# RECORD EXTRACTS start
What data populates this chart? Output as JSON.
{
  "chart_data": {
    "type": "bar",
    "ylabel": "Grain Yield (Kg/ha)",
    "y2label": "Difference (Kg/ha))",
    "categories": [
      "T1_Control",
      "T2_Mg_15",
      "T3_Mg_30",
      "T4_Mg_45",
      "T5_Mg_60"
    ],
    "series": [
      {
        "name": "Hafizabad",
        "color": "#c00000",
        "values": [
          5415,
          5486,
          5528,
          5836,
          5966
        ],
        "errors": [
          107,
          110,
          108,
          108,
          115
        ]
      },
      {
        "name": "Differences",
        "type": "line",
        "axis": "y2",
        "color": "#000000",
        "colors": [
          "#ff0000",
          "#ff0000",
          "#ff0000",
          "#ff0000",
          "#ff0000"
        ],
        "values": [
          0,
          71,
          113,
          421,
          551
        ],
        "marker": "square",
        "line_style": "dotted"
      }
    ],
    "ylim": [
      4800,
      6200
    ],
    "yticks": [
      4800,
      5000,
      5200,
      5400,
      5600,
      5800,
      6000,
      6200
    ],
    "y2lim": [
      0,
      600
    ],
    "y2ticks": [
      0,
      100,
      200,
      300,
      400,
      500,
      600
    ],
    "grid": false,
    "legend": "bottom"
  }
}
# RECORD EXTRACTS end
# RECORD EXTRACTS start
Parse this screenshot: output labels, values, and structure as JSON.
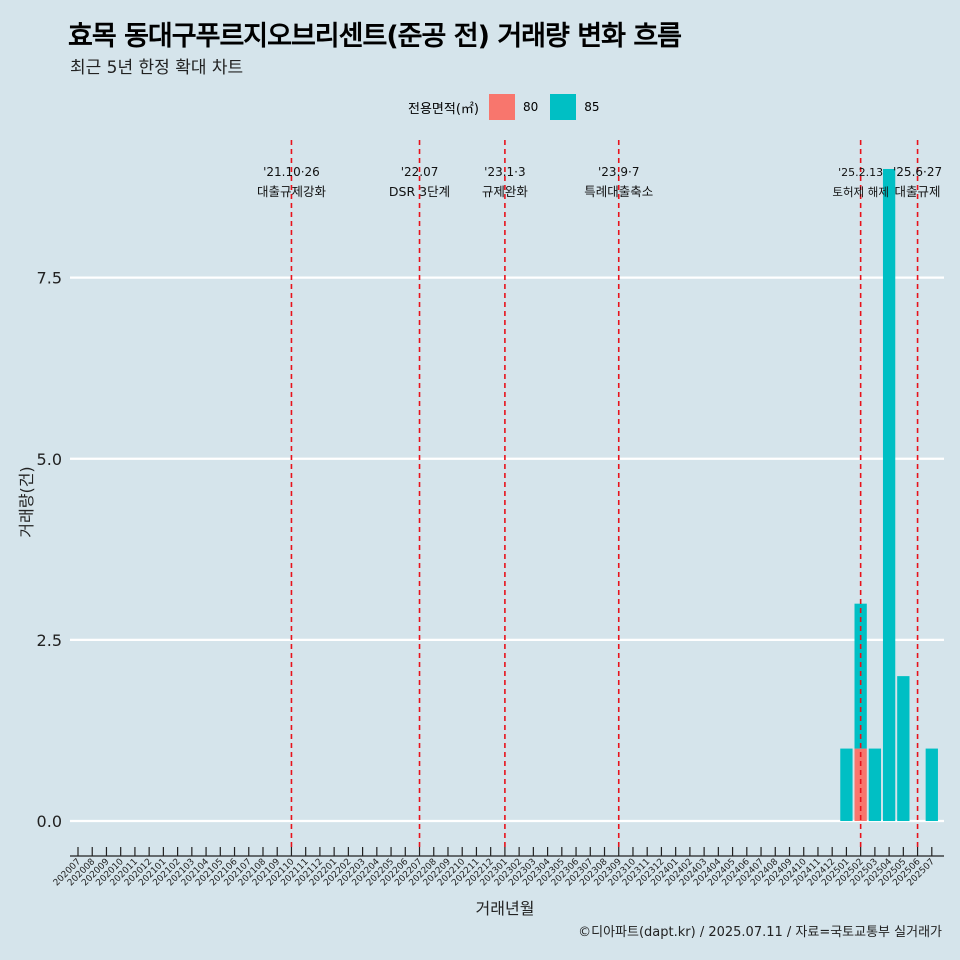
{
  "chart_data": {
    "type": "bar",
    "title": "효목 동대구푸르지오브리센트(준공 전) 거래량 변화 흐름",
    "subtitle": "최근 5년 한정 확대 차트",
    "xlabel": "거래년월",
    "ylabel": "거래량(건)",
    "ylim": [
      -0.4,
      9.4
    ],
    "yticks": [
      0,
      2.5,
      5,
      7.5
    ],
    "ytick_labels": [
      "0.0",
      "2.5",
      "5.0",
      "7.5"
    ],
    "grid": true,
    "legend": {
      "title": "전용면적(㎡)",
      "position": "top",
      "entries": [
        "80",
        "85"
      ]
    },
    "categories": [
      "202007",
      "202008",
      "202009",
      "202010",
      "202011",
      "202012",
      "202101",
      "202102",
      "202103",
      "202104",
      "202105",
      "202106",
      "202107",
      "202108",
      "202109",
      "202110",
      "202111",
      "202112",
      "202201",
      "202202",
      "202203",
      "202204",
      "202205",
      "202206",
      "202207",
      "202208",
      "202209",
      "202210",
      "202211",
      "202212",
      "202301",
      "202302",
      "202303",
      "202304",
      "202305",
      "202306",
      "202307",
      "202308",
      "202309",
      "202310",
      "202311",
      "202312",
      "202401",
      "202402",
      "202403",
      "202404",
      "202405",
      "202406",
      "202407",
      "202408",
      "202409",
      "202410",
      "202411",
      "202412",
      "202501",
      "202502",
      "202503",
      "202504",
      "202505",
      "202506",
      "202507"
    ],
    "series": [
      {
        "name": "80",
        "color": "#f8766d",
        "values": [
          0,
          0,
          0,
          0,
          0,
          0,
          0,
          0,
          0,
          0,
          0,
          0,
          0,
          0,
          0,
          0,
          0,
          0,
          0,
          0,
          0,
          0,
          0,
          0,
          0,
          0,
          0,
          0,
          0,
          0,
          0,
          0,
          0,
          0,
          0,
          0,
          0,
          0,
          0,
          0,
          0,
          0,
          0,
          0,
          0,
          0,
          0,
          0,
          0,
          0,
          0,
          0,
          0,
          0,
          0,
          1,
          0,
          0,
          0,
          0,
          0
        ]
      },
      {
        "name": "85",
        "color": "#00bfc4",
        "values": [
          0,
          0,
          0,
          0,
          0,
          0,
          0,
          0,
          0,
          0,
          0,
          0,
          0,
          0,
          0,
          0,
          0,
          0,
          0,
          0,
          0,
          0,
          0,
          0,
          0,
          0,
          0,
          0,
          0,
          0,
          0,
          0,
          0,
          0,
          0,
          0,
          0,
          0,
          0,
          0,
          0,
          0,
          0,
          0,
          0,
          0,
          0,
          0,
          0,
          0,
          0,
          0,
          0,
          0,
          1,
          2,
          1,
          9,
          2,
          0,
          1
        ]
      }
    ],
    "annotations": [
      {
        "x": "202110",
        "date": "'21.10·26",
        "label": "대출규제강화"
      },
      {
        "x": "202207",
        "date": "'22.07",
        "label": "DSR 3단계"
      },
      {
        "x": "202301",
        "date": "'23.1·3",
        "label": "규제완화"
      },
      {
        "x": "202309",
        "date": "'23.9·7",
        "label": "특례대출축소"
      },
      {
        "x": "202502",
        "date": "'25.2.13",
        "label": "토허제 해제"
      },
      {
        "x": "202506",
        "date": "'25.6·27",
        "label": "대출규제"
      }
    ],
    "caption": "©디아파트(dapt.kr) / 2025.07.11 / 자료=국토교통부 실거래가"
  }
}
# RECORD EXTRACTS end
# RECORD EXTRACTS start
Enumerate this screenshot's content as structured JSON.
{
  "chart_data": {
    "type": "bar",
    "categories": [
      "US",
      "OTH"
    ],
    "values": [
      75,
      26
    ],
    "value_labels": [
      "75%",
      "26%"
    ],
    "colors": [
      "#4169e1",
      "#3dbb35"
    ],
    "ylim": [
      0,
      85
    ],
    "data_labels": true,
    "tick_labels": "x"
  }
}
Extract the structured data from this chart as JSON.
# RECORD EXTRACTS end
TASK GOAL.
Transcribe the records above exactly, beginning at the line that contains "Enumerate this screenshot's" and ending with the line that contains "Extract the structured", both included, and nothing else.

RESULT OF THIS TASK.
Enumerate this screenshot's content as structured JSON.
{
  "chart_data": {
    "type": "bar",
    "categories": [
      "US",
      "OTH"
    ],
    "values": [
      75,
      26
    ],
    "value_labels": [
      "75%",
      "26%"
    ],
    "colors": [
      "#4169e1",
      "#3dbb35"
    ],
    "ylim": [
      0,
      85
    ],
    "data_labels": true,
    "tick_labels": "x"
  }
}
Extract the structured data from this chart as JSON.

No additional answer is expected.